** begin **
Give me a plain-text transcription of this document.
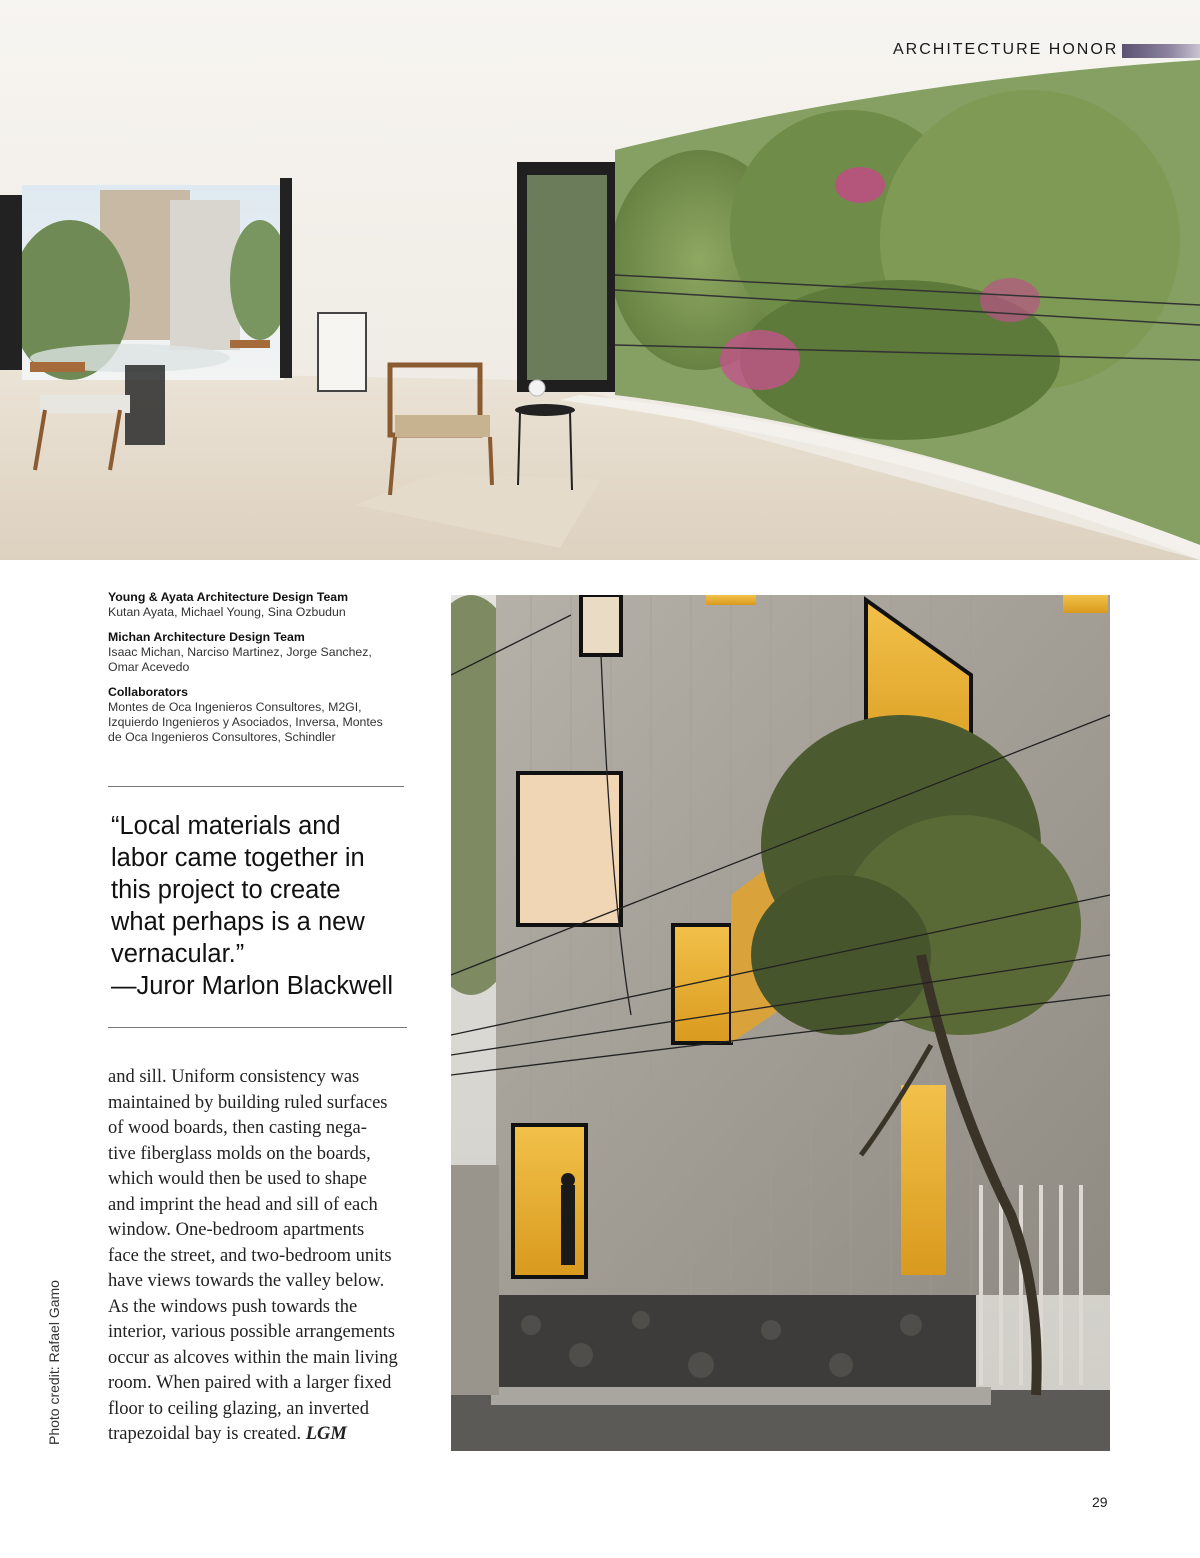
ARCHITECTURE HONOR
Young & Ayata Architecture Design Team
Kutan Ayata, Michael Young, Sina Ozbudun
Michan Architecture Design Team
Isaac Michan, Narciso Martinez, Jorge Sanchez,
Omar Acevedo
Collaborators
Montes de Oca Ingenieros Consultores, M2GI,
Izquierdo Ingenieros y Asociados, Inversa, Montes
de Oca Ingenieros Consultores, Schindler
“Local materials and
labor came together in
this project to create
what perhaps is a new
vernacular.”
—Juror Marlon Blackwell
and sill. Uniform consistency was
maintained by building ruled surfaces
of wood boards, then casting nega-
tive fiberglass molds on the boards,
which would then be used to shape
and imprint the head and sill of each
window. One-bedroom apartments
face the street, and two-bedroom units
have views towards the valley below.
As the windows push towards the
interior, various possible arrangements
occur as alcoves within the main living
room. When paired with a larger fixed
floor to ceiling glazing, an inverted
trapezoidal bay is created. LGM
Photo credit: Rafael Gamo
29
** end **
** begin **
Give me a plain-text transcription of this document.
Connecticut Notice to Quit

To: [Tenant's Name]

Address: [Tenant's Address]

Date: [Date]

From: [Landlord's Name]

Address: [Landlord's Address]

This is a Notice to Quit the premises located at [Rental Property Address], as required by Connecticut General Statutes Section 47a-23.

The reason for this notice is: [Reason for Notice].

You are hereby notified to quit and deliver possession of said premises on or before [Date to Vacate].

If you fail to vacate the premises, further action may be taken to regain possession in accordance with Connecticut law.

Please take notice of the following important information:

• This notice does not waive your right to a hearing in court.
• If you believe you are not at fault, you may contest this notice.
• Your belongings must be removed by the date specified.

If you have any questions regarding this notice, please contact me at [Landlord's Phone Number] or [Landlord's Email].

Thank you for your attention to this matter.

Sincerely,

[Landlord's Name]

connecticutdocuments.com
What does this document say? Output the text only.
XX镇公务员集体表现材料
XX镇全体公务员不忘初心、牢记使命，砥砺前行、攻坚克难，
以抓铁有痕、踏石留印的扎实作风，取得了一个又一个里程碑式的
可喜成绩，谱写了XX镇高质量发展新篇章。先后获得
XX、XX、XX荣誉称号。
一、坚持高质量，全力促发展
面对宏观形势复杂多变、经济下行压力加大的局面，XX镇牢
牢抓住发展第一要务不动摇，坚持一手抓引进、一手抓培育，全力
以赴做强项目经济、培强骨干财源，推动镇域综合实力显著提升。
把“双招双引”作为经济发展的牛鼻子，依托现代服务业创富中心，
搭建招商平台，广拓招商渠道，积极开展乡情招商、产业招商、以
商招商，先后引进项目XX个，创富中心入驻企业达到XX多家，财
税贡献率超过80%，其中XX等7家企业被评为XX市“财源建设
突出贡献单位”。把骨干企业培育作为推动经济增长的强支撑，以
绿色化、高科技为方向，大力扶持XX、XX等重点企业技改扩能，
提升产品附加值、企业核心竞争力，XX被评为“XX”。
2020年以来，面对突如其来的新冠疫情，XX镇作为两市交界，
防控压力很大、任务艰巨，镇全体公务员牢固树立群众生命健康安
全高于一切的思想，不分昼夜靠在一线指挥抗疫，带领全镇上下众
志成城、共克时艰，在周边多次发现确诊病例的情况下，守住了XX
** end **
Identify the lines above that contain the word "Montes", then copy them.

◆ SOLVED PROBLEM
Montes de Oca Ingenieros Consultores, M2GI,
Izquierdo Ingenieros y Asociados, Inversa, Montes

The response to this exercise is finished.